• **Task to carry out**
In the entries below, find the lines with the word "Python" and copy them.

• **Supplied material**

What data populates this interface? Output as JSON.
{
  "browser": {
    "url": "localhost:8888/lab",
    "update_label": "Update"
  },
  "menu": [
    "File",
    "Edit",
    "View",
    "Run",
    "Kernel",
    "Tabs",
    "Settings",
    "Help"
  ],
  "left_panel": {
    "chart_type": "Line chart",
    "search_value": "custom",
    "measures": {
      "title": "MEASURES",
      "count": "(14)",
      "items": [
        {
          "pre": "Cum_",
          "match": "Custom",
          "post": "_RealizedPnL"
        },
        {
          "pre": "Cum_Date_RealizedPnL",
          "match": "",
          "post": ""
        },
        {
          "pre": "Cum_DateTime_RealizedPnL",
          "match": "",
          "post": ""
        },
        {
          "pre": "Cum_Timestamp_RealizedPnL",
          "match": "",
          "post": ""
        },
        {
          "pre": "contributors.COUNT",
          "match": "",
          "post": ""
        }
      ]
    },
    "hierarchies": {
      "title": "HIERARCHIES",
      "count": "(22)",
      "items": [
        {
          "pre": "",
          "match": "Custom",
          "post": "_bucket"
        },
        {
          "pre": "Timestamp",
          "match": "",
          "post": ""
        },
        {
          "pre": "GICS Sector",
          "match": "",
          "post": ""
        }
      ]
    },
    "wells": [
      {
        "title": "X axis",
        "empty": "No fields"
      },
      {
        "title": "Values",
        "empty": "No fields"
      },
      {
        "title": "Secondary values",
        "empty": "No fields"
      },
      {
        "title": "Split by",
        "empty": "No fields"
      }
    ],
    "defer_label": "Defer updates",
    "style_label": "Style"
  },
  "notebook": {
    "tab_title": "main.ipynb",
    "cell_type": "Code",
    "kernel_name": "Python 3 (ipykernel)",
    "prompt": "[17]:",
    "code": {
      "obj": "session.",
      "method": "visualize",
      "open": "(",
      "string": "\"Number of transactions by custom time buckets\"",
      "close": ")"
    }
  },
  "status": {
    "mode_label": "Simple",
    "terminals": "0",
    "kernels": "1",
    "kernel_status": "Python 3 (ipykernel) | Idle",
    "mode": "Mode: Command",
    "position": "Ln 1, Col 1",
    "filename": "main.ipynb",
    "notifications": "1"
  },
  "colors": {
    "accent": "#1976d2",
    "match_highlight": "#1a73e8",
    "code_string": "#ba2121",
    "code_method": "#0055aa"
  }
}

• **Final result**
    "kernel_name": "Python 3 (ipykernel)",
    "kernel_status": "Python 3 (ipykernel) | Idle",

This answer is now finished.